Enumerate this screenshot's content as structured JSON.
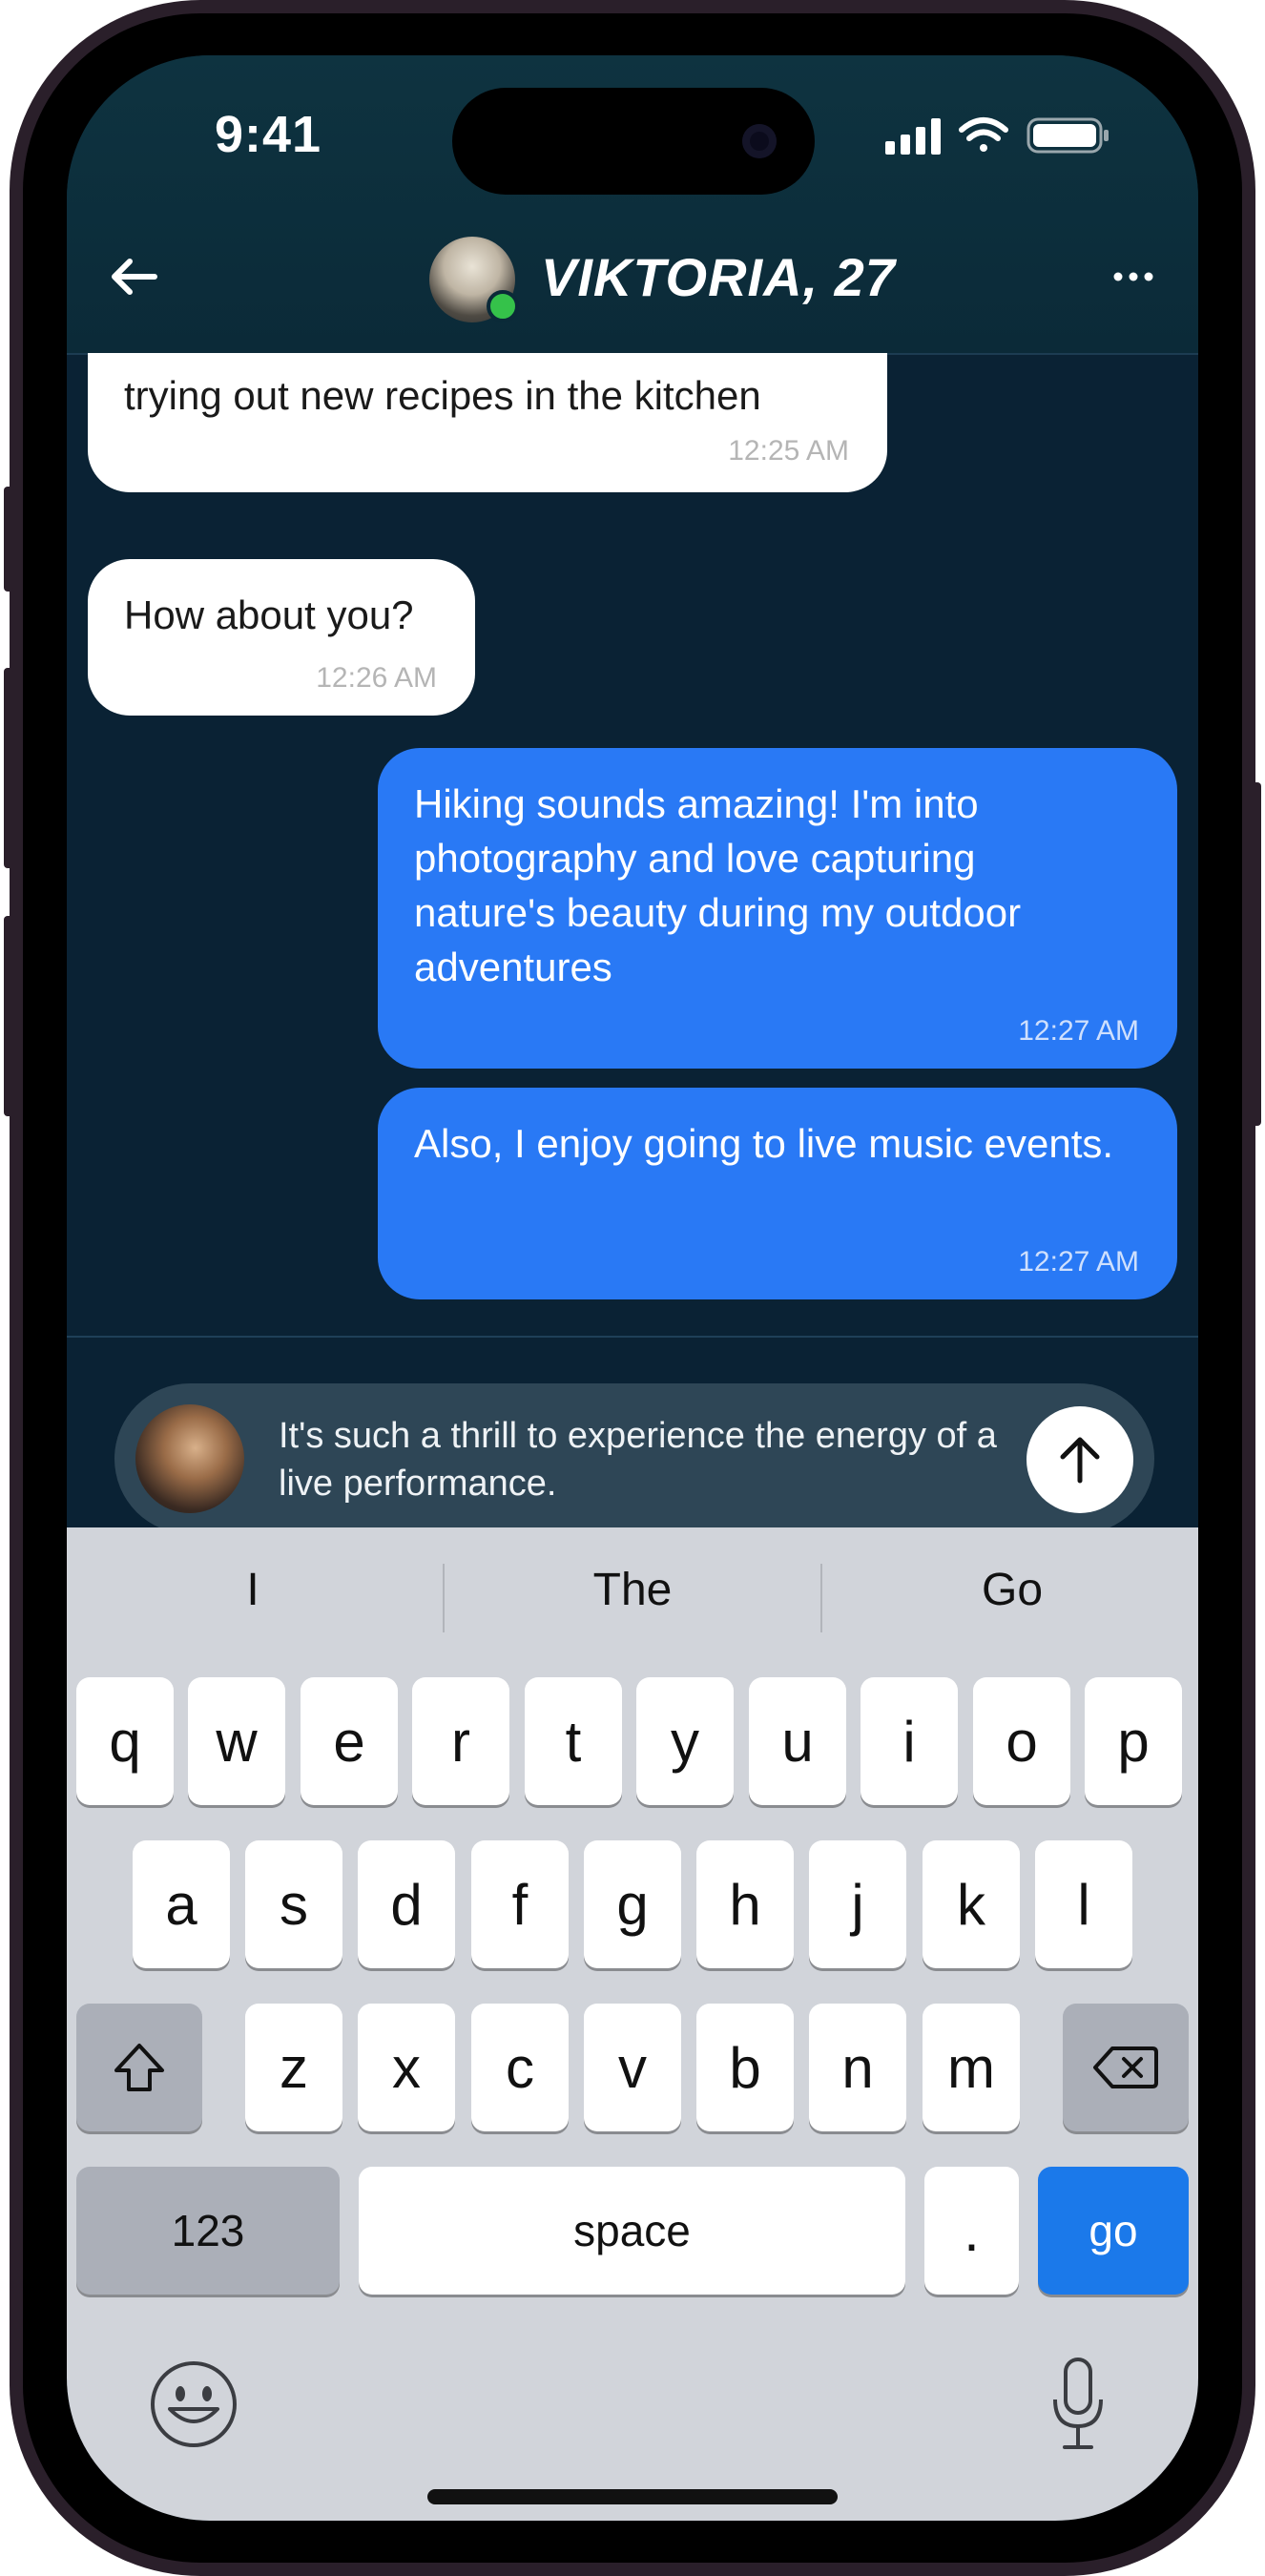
{
  "status_bar": {
    "time": "9:41"
  },
  "header": {
    "title": "VIKTORIA, 27",
    "online": true
  },
  "messages": [
    {
      "text": "trying out new recipes in the kitchen",
      "time": "12:25 AM",
      "from": "them"
    },
    {
      "text": "How about you?",
      "time": "12:26 AM",
      "from": "them"
    },
    {
      "text": "Hiking sounds amazing! I'm into photography and love capturing nature's beauty during my outdoor adventures",
      "time": "12:27 AM",
      "from": "me"
    },
    {
      "text": "Also, I enjoy going to live music events.",
      "time": "12:27 AM",
      "from": "me"
    }
  ],
  "composer": {
    "text": "It's such a thrill to experience the energy of a live performance."
  },
  "keyboard": {
    "predictions": [
      "I",
      "The",
      "Go"
    ],
    "row1": [
      "q",
      "w",
      "e",
      "r",
      "t",
      "y",
      "u",
      "i",
      "o",
      "p"
    ],
    "row2": [
      "a",
      "s",
      "d",
      "f",
      "g",
      "h",
      "j",
      "k",
      "l"
    ],
    "row3": [
      "z",
      "x",
      "c",
      "v",
      "b",
      "n",
      "m"
    ],
    "numbers_label": "123",
    "space_label": "space",
    "period_label": ".",
    "go_label": "go"
  },
  "colors": {
    "background": "#0a2234",
    "outgoing_bubble": "#2979f5",
    "incoming_bubble": "#ffffff",
    "composer": "#2e4656",
    "go_key": "#1b79ea",
    "online_dot": "#35c24a"
  }
}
◆ ◆ ◆
▸ Stated problem: Can the entries above be repeated exactly, without their pictures?

▸ Result of this exercise:
Enumerate this screenshot's content as structured JSON.
{
  "status_bar": {
    "time": "9:41"
  },
  "header": {
    "title": "VIKTORIA, 27",
    "online": true
  },
  "messages": [
    {
      "text": "trying out new recipes in the kitchen",
      "time": "12:25 AM",
      "from": "them"
    },
    {
      "text": "How about you?",
      "time": "12:26 AM",
      "from": "them"
    },
    {
      "text": "Hiking sounds amazing! I'm into photography and love capturing nature's beauty during my outdoor adventures",
      "time": "12:27 AM",
      "from": "me"
    },
    {
      "text": "Also, I enjoy going to live music events.",
      "time": "12:27 AM",
      "from": "me"
    }
  ],
  "composer": {
    "text": "It's such a thrill to experience the energy of a live performance."
  },
  "keyboard": {
    "predictions": [
      "I",
      "The",
      "Go"
    ],
    "row1": [
      "q",
      "w",
      "e",
      "r",
      "t",
      "y",
      "u",
      "i",
      "o",
      "p"
    ],
    "row2": [
      "a",
      "s",
      "d",
      "f",
      "g",
      "h",
      "j",
      "k",
      "l"
    ],
    "row3": [
      "z",
      "x",
      "c",
      "v",
      "b",
      "n",
      "m"
    ],
    "numbers_label": "123",
    "space_label": "space",
    "period_label": ".",
    "go_label": "go"
  },
  "colors": {
    "background": "#0a2234",
    "outgoing_bubble": "#2979f5",
    "incoming_bubble": "#ffffff",
    "composer": "#2e4656",
    "go_key": "#1b79ea",
    "online_dot": "#35c24a"
  }
}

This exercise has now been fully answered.